**Records provided**
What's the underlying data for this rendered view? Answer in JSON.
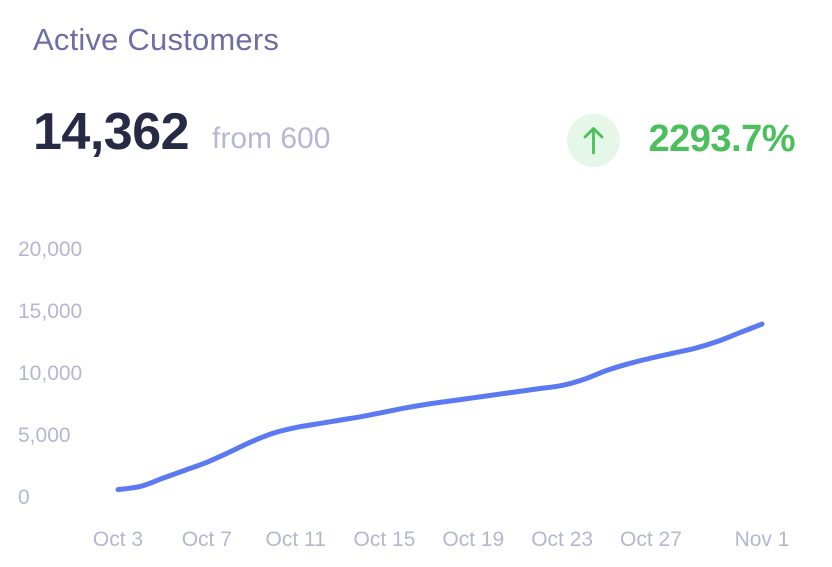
{
  "card": {
    "title": "Active Customers",
    "value": "14,362",
    "from_text": "from 600",
    "change_percent": "2293.7%",
    "change_direction_icon": "arrow-up-icon"
  },
  "colors": {
    "line": "#5b79f0",
    "positive": "#4bbf5b",
    "positive_bg": "#e5f7e9",
    "title": "#6e6ea3",
    "axis_text": "#b4b7d1"
  },
  "chart_data": {
    "type": "line",
    "title": "",
    "xlabel": "",
    "ylabel": "",
    "ylim": [
      0,
      20000
    ],
    "grid": false,
    "y_ticks": [
      "0",
      "5,000",
      "10,000",
      "15,000",
      "20,000"
    ],
    "x_ticks": [
      "Oct 3",
      "Oct 7",
      "Oct 11",
      "Oct 15",
      "Oct 19",
      "Oct 23",
      "Oct 27",
      "Nov 1"
    ],
    "x": [
      "Oct 3",
      "Oct 4",
      "Oct 5",
      "Oct 6",
      "Oct 7",
      "Oct 8",
      "Oct 9",
      "Oct 10",
      "Oct 11",
      "Oct 12",
      "Oct 13",
      "Oct 14",
      "Oct 15",
      "Oct 16",
      "Oct 17",
      "Oct 18",
      "Oct 19",
      "Oct 20",
      "Oct 21",
      "Oct 22",
      "Oct 23",
      "Oct 24",
      "Oct 25",
      "Oct 26",
      "Oct 27",
      "Oct 28",
      "Oct 29",
      "Oct 30",
      "Oct 31",
      "Nov 1"
    ],
    "series": [
      {
        "values": [
          600,
          850,
          1500,
          2150,
          2800,
          3600,
          4450,
          5150,
          5600,
          5900,
          6200,
          6500,
          6850,
          7200,
          7500,
          7750,
          8000,
          8250,
          8500,
          8750,
          9000,
          9500,
          10200,
          10750,
          11200,
          11600,
          12000,
          12550,
          13250,
          13950
        ]
      }
    ]
  }
}
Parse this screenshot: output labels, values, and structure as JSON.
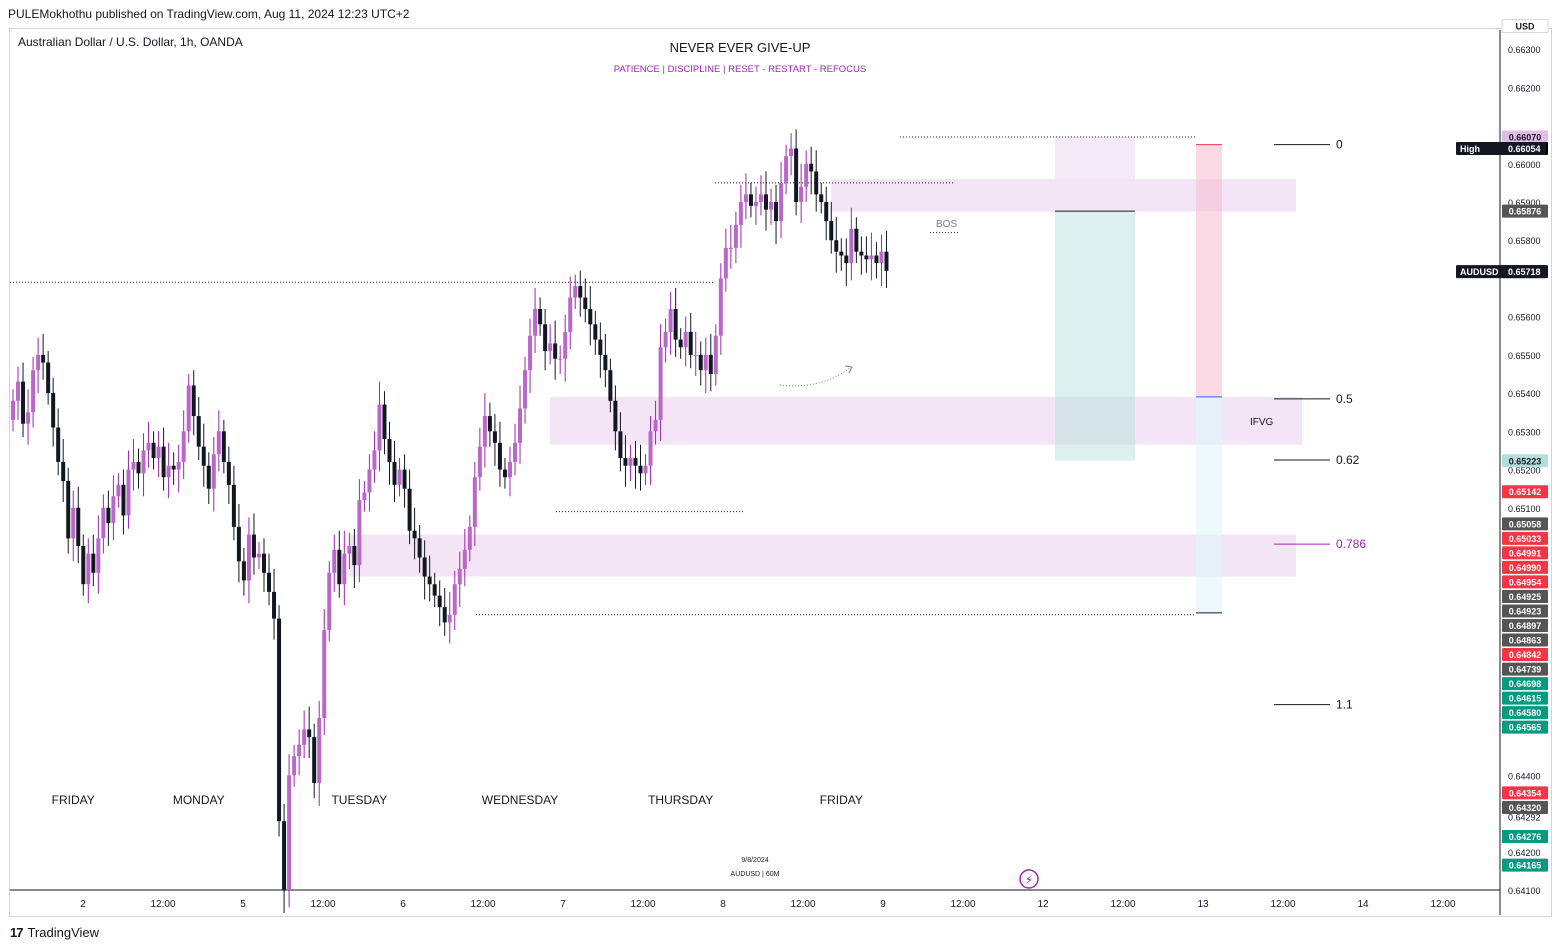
{
  "header": {
    "published": "PULEMokhothu published on TradingView.com, Aug 11, 2024 12:23 UTC+2",
    "symbol": "Australian Dollar / U.S. Dollar, 1h, OANDA",
    "title": "NEVER EVER GIVE-UP",
    "subtitle": "PATIENCE   |   DISCIPLINE   |   RESET - RESTART - REFOCUS"
  },
  "footer": {
    "brand": "TradingView"
  },
  "chart_data": {
    "type": "candlestick",
    "instrument": "AUDUSD",
    "timeframe": "1h",
    "currency": "USD",
    "ylim": [
      0.641,
      0.6635
    ],
    "y_ticks": [
      "0.66300",
      "0.66200",
      "0.66000",
      "0.65900",
      "0.65800",
      "0.65600",
      "0.65500",
      "0.65400",
      "0.65300",
      "0.65200",
      "0.65100",
      "0.64400",
      "0.64292",
      "0.64200",
      "0.64100"
    ],
    "x_ticks": [
      "2",
      "12:00",
      "5",
      "12:00",
      "6",
      "12:00",
      "7",
      "12:00",
      "8",
      "12:00",
      "9",
      "12:00",
      "12",
      "12:00",
      "13",
      "12:00",
      "14",
      "12:00"
    ],
    "day_labels": [
      "FRIDAY",
      "MONDAY",
      "TUESDAY",
      "WEDNESDAY",
      "THURSDAY",
      "FRIDAY"
    ],
    "closes": [
      0.6538,
      0.6543,
      0.6532,
      0.6535,
      0.6546,
      0.655,
      0.6548,
      0.654,
      0.6531,
      0.6522,
      0.6517,
      0.6502,
      0.651,
      0.65,
      0.649,
      0.6498,
      0.6493,
      0.6502,
      0.651,
      0.6506,
      0.6513,
      0.6516,
      0.6508,
      0.652,
      0.6522,
      0.6519,
      0.6525,
      0.6527,
      0.6523,
      0.6526,
      0.6518,
      0.6521,
      0.652,
      0.6522,
      0.653,
      0.6542,
      0.6534,
      0.6526,
      0.6521,
      0.6515,
      0.6524,
      0.653,
      0.6522,
      0.6516,
      0.6505,
      0.6496,
      0.6491,
      0.6503,
      0.6497,
      0.6498,
      0.6493,
      0.6488,
      0.6481,
      0.6428,
      0.641,
      0.644,
      0.6445,
      0.6448,
      0.6452,
      0.645,
      0.6438,
      0.6455,
      0.6478,
      0.6493,
      0.6499,
      0.649,
      0.6498,
      0.65,
      0.6495,
      0.6512,
      0.6514,
      0.652,
      0.6525,
      0.6537,
      0.6528,
      0.6522,
      0.6516,
      0.652,
      0.6515,
      0.6504,
      0.6502,
      0.6497,
      0.6492,
      0.649,
      0.6487,
      0.6484,
      0.648,
      0.6482,
      0.649,
      0.6494,
      0.6499,
      0.6505,
      0.6518,
      0.6526,
      0.6534,
      0.653,
      0.6527,
      0.652,
      0.6518,
      0.6522,
      0.6527,
      0.6536,
      0.6546,
      0.6555,
      0.6562,
      0.6558,
      0.6551,
      0.6553,
      0.6549,
      0.6549,
      0.6556,
      0.6565,
      0.6568,
      0.6565,
      0.6562,
      0.6558,
      0.6554,
      0.655,
      0.6546,
      0.6538,
      0.653,
      0.6523,
      0.6521,
      0.6523,
      0.6521,
      0.6519,
      0.6521,
      0.653,
      0.6533,
      0.6552,
      0.6556,
      0.6562,
      0.6554,
      0.6552,
      0.6556,
      0.655,
      0.655,
      0.6546,
      0.655,
      0.6545,
      0.6555,
      0.657,
      0.6578,
      0.6578,
      0.6584,
      0.659,
      0.6592,
      0.6589,
      0.659,
      0.6592,
      0.6588,
      0.659,
      0.6585,
      0.6595,
      0.6602,
      0.6604,
      0.659,
      0.6594,
      0.66,
      0.6598,
      0.6592,
      0.659,
      0.6585,
      0.658,
      0.6577,
      0.6576,
      0.6574,
      0.6583,
      0.6577,
      0.6576,
      0.6575,
      0.6576,
      0.6574,
      0.6577,
      0.6572
    ],
    "day_start_indices": [
      0,
      25,
      57,
      89,
      121,
      153
    ],
    "horizontal_levels": [
      {
        "label": "liquidity-friday",
        "price": 0.6569
      },
      {
        "label": "liquidity-thursday",
        "price": 0.6595
      },
      {
        "label": "high",
        "price": 0.6607
      },
      {
        "label": "wed-low",
        "price": 0.6509
      },
      {
        "label": "tue-low",
        "price": 0.6482
      }
    ],
    "zones": [
      {
        "label": "",
        "from": 0.65875,
        "to": 0.6596
      },
      {
        "label": "IFVG",
        "from": 0.65265,
        "to": 0.6539
      },
      {
        "label": "",
        "from": 0.6492,
        "to": 0.6503
      }
    ],
    "annotations": {
      "bos": "BOS",
      "ifvg": "IFVG"
    },
    "fibonacci": [
      {
        "level": "0",
        "price": 0.6605,
        "color": "#131722"
      },
      {
        "level": "0.5",
        "price": 0.65385,
        "color": "#131722"
      },
      {
        "level": "0.62",
        "price": 0.65225,
        "color": "#131722"
      },
      {
        "level": "0.786",
        "price": 0.65005,
        "color": "#9c27b0"
      },
      {
        "level": "1.1",
        "price": 0.64585,
        "color": "#131722"
      }
    ],
    "positions": [
      {
        "type": "long",
        "entry": 0.65876,
        "target": 0.6607,
        "stop": 0.65223
      },
      {
        "type": "short",
        "entry": 0.6539,
        "target": 0.64825,
        "stop": 0.6605
      }
    ],
    "price_labels": [
      {
        "text": "USD",
        "price": 0.6636,
        "bg": "#ffffff",
        "fg": "#131722"
      },
      {
        "text": "0.66070",
        "price": 0.6607,
        "bg": "#e1bee7",
        "fg": "#131722"
      },
      {
        "text": "0.66054",
        "price": 0.6604,
        "bg": "#000000",
        "fg": "#ffffff"
      },
      {
        "text": "0.65876",
        "price": 0.65876,
        "bg": "#555555",
        "fg": "#ffffff"
      },
      {
        "text": "0.65718",
        "price": 0.65718,
        "bg": "#131722",
        "fg": "#ffffff"
      },
      {
        "text": "0.65223",
        "price": 0.65223,
        "bg": "#b2dfdb",
        "fg": "#131722"
      },
      {
        "text": "0.65142",
        "price": 0.65142,
        "bg": "#f23645",
        "fg": "#ffffff"
      },
      {
        "text": "0.65058",
        "price": 0.65058,
        "bg": "#555555",
        "fg": "#ffffff"
      },
      {
        "text": "0.65033",
        "price": 0.6502,
        "bg": "#f23645",
        "fg": "#ffffff"
      },
      {
        "text": "0.64991",
        "price": 0.64982,
        "bg": "#f23645",
        "fg": "#ffffff"
      },
      {
        "text": "0.64990",
        "price": 0.64944,
        "bg": "#f23645",
        "fg": "#ffffff"
      },
      {
        "text": "0.64954",
        "price": 0.64906,
        "bg": "#f23645",
        "fg": "#ffffff"
      },
      {
        "text": "0.64925",
        "price": 0.64868,
        "bg": "#555555",
        "fg": "#ffffff"
      },
      {
        "text": "0.64923",
        "price": 0.6483,
        "bg": "#555555",
        "fg": "#ffffff"
      },
      {
        "text": "0.64897",
        "price": 0.64792,
        "bg": "#555555",
        "fg": "#ffffff"
      },
      {
        "text": "0.64863",
        "price": 0.64754,
        "bg": "#555555",
        "fg": "#ffffff"
      },
      {
        "text": "0.64842",
        "price": 0.64716,
        "bg": "#f23645",
        "fg": "#ffffff"
      },
      {
        "text": "0.64739",
        "price": 0.64678,
        "bg": "#555555",
        "fg": "#ffffff"
      },
      {
        "text": "0.64698",
        "price": 0.6464,
        "bg": "#089981",
        "fg": "#ffffff"
      },
      {
        "text": "0.64615",
        "price": 0.64602,
        "bg": "#089981",
        "fg": "#ffffff"
      },
      {
        "text": "0.64580",
        "price": 0.64564,
        "bg": "#089981",
        "fg": "#ffffff"
      },
      {
        "text": "0.64565",
        "price": 0.64526,
        "bg": "#089981",
        "fg": "#ffffff"
      },
      {
        "text": "0.64354",
        "price": 0.64354,
        "bg": "#f23645",
        "fg": "#ffffff"
      },
      {
        "text": "0.64320",
        "price": 0.64316,
        "bg": "#555555",
        "fg": "#ffffff"
      },
      {
        "text": "0.64276",
        "price": 0.6424,
        "bg": "#089981",
        "fg": "#ffffff"
      },
      {
        "text": "0.64165",
        "price": 0.64165,
        "bg": "#089981",
        "fg": "#ffffff"
      }
    ],
    "left_price_tags": [
      {
        "text": "High",
        "value": "0.66054",
        "price": 0.6604
      },
      {
        "text": "AUDUSD",
        "value": "0.65718",
        "price": 0.65718
      }
    ],
    "watermark": {
      "date": "9/8/2024",
      "symbol": "AUDUSD | 60M"
    }
  }
}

**Work to complete**
Identify each line in the records above that contains the word "values", and copy it out in full.

**Full solution**
        "values": [
Parse this screenshot: output labels, values, and structure as JSON.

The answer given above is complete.